*EXERCISE INPUT*.
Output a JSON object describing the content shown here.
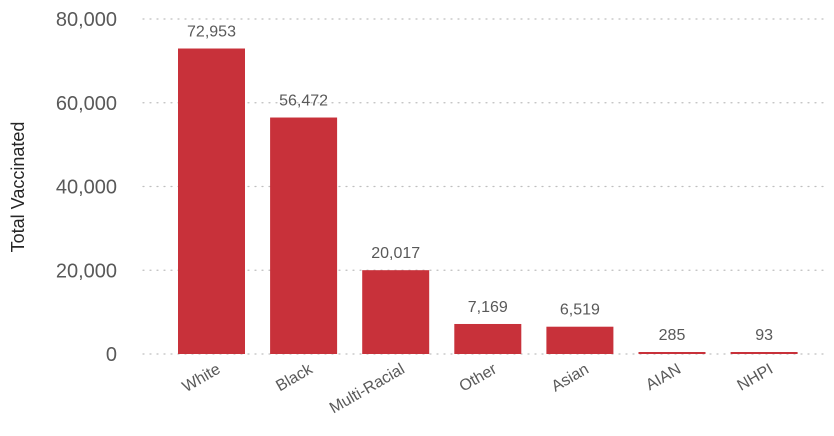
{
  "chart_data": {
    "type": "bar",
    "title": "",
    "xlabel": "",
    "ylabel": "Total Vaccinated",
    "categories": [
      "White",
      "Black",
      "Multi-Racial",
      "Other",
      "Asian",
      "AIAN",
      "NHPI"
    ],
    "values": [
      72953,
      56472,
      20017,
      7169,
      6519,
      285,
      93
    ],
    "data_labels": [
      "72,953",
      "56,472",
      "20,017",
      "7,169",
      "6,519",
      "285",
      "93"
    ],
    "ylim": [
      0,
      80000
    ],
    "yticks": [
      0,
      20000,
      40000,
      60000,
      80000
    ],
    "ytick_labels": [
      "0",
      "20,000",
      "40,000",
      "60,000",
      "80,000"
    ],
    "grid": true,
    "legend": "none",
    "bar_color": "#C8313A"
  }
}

*WHAT TO DO*. Retype every record above exactly as written, but leave out the pictures.

*RESPONSE TO THE TASK*.
Output a JSON object describing the content shown here.
{
  "chart_data": {
    "type": "bar",
    "title": "",
    "xlabel": "",
    "ylabel": "Total Vaccinated",
    "categories": [
      "White",
      "Black",
      "Multi-Racial",
      "Other",
      "Asian",
      "AIAN",
      "NHPI"
    ],
    "values": [
      72953,
      56472,
      20017,
      7169,
      6519,
      285,
      93
    ],
    "data_labels": [
      "72,953",
      "56,472",
      "20,017",
      "7,169",
      "6,519",
      "285",
      "93"
    ],
    "ylim": [
      0,
      80000
    ],
    "yticks": [
      0,
      20000,
      40000,
      60000,
      80000
    ],
    "ytick_labels": [
      "0",
      "20,000",
      "40,000",
      "60,000",
      "80,000"
    ],
    "grid": true,
    "legend": "none",
    "bar_color": "#C8313A"
  }
}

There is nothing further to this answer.